> _WHAT YOU SHOULD DO_: Pull out every line containing the string "абзац".

--- START OF THE DATA ---

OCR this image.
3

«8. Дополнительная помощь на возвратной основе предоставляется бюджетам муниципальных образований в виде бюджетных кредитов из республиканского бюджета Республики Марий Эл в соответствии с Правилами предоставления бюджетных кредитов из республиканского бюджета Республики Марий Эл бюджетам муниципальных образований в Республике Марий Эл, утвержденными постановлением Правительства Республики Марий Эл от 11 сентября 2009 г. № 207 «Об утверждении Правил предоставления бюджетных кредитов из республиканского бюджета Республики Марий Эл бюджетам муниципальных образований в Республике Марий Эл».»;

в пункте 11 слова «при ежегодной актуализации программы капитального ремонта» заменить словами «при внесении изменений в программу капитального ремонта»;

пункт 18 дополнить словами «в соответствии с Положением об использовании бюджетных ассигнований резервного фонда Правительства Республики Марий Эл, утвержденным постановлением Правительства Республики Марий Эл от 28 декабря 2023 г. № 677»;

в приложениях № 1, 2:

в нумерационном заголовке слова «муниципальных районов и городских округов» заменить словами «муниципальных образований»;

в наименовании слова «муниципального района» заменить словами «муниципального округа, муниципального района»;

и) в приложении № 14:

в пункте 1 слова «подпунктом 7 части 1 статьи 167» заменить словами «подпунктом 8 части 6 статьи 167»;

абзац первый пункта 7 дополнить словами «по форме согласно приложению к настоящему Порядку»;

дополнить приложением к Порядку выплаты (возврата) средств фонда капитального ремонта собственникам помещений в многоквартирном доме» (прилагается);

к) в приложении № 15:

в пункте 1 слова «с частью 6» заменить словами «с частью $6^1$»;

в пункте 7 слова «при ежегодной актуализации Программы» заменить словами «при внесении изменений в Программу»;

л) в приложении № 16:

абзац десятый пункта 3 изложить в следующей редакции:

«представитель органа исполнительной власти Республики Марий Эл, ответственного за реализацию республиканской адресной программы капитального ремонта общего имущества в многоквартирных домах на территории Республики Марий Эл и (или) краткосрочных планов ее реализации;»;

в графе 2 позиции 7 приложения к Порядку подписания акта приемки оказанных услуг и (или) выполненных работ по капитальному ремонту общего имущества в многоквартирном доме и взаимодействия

--- END OF THE DATA ---

> _RESULT OF THE TASK_:
абзац первый пункта 7 дополнить словами «по форме согласно приложению к настоящему Порядку»;
абзац десятый пункта 3 изложить в следующей редакции:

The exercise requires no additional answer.